Task description
Each line in the records that mentions the word "xlabel" needs to be listed.

********************

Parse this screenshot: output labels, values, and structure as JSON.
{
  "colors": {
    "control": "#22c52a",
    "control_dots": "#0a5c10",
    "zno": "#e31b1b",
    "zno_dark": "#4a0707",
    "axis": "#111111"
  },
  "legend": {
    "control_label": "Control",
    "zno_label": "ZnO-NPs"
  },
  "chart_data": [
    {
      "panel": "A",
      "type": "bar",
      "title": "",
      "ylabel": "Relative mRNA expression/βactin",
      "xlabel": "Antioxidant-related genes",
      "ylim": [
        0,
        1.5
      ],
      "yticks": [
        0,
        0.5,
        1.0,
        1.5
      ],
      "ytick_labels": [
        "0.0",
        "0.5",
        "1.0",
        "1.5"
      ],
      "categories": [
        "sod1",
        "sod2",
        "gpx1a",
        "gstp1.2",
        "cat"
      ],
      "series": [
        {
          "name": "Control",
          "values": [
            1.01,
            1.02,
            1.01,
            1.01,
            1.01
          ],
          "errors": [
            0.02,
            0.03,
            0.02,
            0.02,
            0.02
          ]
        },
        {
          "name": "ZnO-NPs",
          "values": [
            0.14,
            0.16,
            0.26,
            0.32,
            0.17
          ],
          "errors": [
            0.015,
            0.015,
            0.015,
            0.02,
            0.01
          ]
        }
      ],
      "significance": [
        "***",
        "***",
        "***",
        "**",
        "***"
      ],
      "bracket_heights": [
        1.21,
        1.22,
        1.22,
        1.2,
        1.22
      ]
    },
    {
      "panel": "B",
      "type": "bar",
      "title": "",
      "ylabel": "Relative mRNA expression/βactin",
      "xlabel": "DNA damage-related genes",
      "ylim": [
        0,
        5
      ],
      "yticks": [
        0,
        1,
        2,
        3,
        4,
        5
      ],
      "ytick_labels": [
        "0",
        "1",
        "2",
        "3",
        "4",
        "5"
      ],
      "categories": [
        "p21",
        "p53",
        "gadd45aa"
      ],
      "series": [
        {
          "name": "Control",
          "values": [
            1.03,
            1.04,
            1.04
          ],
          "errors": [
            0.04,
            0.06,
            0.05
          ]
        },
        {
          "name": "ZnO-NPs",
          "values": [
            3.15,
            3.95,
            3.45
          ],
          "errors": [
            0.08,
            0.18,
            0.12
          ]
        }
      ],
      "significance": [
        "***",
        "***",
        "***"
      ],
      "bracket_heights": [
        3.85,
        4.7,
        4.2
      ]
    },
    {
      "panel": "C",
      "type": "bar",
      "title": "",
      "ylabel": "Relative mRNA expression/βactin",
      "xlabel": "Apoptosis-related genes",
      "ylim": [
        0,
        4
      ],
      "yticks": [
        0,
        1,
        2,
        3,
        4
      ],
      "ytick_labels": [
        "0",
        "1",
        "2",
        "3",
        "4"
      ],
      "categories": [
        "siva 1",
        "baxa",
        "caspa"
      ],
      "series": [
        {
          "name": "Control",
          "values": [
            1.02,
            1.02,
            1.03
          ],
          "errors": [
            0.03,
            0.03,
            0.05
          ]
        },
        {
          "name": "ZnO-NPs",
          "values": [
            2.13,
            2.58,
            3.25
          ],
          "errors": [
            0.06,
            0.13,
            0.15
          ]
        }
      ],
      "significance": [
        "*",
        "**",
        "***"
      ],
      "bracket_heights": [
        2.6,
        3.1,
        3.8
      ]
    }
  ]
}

********************

Exercise result
      "xlabel": "Antioxidant-related genes",
      "xlabel": "DNA damage-related genes",
      "xlabel": "Apoptosis-related genes",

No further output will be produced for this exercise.